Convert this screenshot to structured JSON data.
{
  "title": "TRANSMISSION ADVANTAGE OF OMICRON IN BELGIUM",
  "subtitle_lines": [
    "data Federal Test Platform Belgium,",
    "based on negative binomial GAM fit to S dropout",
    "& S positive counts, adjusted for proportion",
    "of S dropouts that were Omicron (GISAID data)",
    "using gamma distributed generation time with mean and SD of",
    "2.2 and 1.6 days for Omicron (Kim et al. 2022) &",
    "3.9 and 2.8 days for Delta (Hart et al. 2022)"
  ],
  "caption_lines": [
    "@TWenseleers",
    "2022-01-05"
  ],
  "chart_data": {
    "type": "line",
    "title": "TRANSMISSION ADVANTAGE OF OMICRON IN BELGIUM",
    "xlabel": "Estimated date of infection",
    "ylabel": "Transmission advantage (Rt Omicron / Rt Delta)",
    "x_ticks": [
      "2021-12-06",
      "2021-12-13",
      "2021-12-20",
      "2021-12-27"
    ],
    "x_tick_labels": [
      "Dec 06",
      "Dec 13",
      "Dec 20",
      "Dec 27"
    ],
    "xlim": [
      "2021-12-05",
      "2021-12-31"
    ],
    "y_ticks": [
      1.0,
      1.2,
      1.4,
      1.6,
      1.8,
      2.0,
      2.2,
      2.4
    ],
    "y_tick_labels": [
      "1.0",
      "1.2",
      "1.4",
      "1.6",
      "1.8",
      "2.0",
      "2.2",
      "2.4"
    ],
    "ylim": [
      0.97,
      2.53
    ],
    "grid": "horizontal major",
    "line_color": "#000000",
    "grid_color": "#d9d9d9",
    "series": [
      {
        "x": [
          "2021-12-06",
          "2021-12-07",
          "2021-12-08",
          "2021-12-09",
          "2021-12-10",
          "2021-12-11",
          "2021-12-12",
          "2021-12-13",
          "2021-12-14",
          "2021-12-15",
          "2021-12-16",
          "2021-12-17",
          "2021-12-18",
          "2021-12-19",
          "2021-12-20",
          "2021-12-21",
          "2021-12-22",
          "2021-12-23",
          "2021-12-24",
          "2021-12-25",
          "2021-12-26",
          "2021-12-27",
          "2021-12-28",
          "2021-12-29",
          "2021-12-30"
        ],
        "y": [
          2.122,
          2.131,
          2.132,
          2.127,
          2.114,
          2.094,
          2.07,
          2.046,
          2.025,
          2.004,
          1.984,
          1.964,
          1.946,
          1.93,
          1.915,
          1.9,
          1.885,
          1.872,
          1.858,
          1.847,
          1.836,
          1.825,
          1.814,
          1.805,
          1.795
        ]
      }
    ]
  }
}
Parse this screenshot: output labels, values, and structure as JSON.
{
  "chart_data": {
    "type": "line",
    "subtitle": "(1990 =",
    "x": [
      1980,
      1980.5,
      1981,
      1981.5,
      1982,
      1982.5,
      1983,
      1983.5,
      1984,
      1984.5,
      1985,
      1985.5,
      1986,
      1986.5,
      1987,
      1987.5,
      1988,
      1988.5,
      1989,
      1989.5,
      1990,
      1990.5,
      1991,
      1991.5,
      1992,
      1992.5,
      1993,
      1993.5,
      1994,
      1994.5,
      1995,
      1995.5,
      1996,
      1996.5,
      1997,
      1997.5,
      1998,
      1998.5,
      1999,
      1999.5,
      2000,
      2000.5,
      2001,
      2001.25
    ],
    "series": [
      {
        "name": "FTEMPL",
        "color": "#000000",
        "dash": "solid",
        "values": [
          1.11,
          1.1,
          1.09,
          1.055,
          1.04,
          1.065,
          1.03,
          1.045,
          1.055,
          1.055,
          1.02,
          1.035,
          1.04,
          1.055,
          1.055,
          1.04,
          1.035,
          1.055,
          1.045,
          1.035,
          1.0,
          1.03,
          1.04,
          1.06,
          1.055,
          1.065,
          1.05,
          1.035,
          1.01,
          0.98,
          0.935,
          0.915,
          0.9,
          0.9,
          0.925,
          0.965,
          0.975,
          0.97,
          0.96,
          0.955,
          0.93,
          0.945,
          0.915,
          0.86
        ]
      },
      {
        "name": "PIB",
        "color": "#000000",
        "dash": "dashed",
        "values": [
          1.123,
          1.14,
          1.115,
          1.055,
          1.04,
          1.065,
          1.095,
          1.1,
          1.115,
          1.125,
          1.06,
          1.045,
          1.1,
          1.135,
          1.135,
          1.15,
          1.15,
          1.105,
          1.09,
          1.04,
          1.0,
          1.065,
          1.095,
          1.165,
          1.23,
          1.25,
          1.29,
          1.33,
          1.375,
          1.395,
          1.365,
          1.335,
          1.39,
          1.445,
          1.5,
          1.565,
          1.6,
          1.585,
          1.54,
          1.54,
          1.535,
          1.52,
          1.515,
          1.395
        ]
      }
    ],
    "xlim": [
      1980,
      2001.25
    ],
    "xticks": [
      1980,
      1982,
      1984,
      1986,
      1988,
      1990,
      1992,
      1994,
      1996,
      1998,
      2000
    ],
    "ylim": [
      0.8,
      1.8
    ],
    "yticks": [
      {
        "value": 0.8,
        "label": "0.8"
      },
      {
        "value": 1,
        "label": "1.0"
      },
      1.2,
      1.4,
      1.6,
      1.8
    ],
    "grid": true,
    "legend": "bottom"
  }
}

TASK DESCRIPTION: Give a word-for-word copy of the records.

EXERCISE RESPONSE:
Convert this screenshot to structured JSON data.
{
  "title": "TRANSMISSION ADVANTAGE OF OMICRON IN BELGIUM",
  "subtitle_lines": [
    "data Federal Test Platform Belgium,",
    "based on negative binomial GAM fit to S dropout",
    "& S positive counts, adjusted for proportion",
    "of S dropouts that were Omicron (GISAID data)",
    "using gamma distributed generation time with mean and SD of",
    "2.2 and 1.6 days for Omicron (Kim et al. 2022) &",
    "3.9 and 2.8 days for Delta (Hart et al. 2022)"
  ],
  "caption_lines": [
    "@TWenseleers",
    "2022-01-05"
  ],
  "chart_data": {
    "type": "line",
    "title": "TRANSMISSION ADVANTAGE OF OMICRON IN BELGIUM",
    "xlabel": "Estimated date of infection",
    "ylabel": "Transmission advantage (Rt Omicron / Rt Delta)",
    "x_ticks": [
      "2021-12-06",
      "2021-12-13",
      "2021-12-20",
      "2021-12-27"
    ],
    "x_tick_labels": [
      "Dec 06",
      "Dec 13",
      "Dec 20",
      "Dec 27"
    ],
    "xlim": [
      "2021-12-05",
      "2021-12-31"
    ],
    "y_ticks": [
      1.0,
      1.2,
      1.4,
      1.6,
      1.8,
      2.0,
      2.2,
      2.4
    ],
    "y_tick_labels": [
      "1.0",
      "1.2",
      "1.4",
      "1.6",
      "1.8",
      "2.0",
      "2.2",
      "2.4"
    ],
    "ylim": [
      0.97,
      2.53
    ],
    "grid": "horizontal major",
    "line_color": "#000000",
    "grid_color": "#d9d9d9",
    "series": [
      {
        "x": [
          "2021-12-06",
          "2021-12-07",
          "2021-12-08",
          "2021-12-09",
          "2021-12-10",
          "2021-12-11",
          "2021-12-12",
          "2021-12-13",
          "2021-12-14",
          "2021-12-15",
          "2021-12-16",
          "2021-12-17",
          "2021-12-18",
          "2021-12-19",
          "2021-12-20",
          "2021-12-21",
          "2021-12-22",
          "2021-12-23",
          "2021-12-24",
          "2021-12-25",
          "2021-12-26",
          "2021-12-27",
          "2021-12-28",
          "2021-12-29",
          "2021-12-30"
        ],
        "y": [
          2.122,
          2.131,
          2.132,
          2.127,
          2.114,
          2.094,
          2.07,
          2.046,
          2.025,
          2.004,
          1.984,
          1.964,
          1.946,
          1.93,
          1.915,
          1.9,
          1.885,
          1.872,
          1.858,
          1.847,
          1.836,
          1.825,
          1.814,
          1.805,
          1.795
        ]
      }
    ]
  }
}
Parse this screenshot: output labels, values, and structure as JSON.
{
  "chart_data": {
    "type": "line",
    "subtitle": "(1990 =",
    "x": [
      1980,
      1980.5,
      1981,
      1981.5,
      1982,
      1982.5,
      1983,
      1983.5,
      1984,
      1984.5,
      1985,
      1985.5,
      1986,
      1986.5,
      1987,
      1987.5,
      1988,
      1988.5,
      1989,
      1989.5,
      1990,
      1990.5,
      1991,
      1991.5,
      1992,
      1992.5,
      1993,
      1993.5,
      1994,
      1994.5,
      1995,
      1995.5,
      1996,
      1996.5,
      1997,
      1997.5,
      1998,
      1998.5,
      1999,
      1999.5,
      2000,
      2000.5,
      2001,
      2001.25
    ],
    "series": [
      {
        "name": "FTEMPL",
        "color": "#000000",
        "dash": "solid",
        "values": [
          1.11,
          1.1,
          1.09,
          1.055,
          1.04,
          1.065,
          1.03,
          1.045,
          1.055,
          1.055,
          1.02,
          1.035,
          1.04,
          1.055,
          1.055,
          1.04,
          1.035,
          1.055,
          1.045,
          1.035,
          1.0,
          1.03,
          1.04,
          1.06,
          1.055,
          1.065,
          1.05,
          1.035,
          1.01,
          0.98,
          0.935,
          0.915,
          0.9,
          0.9,
          0.925,
          0.965,
          0.975,
          0.97,
          0.96,
          0.955,
          0.93,
          0.945,
          0.915,
          0.86
        ]
      },
      {
        "name": "PIB",
        "color": "#000000",
        "dash": "dashed",
        "values": [
          1.123,
          1.14,
          1.115,
          1.055,
          1.04,
          1.065,
          1.095,
          1.1,
          1.115,
          1.125,
          1.06,
          1.045,
          1.1,
          1.135,
          1.135,
          1.15,
          1.15,
          1.105,
          1.09,
          1.04,
          1.0,
          1.065,
          1.095,
          1.165,
          1.23,
          1.25,
          1.29,
          1.33,
          1.375,
          1.395,
          1.365,
          1.335,
          1.39,
          1.445,
          1.5,
          1.565,
          1.6,
          1.585,
          1.54,
          1.54,
          1.535,
          1.52,
          1.515,
          1.395
        ]
      }
    ],
    "xlim": [
      1980,
      2001.25
    ],
    "xticks": [
      1980,
      1982,
      1984,
      1986,
      1988,
      1990,
      1992,
      1994,
      1996,
      1998,
      2000
    ],
    "ylim": [
      0.8,
      1.8
    ],
    "yticks": [
      {
        "value": 0.8,
        "label": "0.8"
      },
      {
        "value": 1,
        "label": "1.0"
      },
      1.2,
      1.4,
      1.6,
      1.8
    ],
    "grid": true,
    "legend": "bottom"
  }
}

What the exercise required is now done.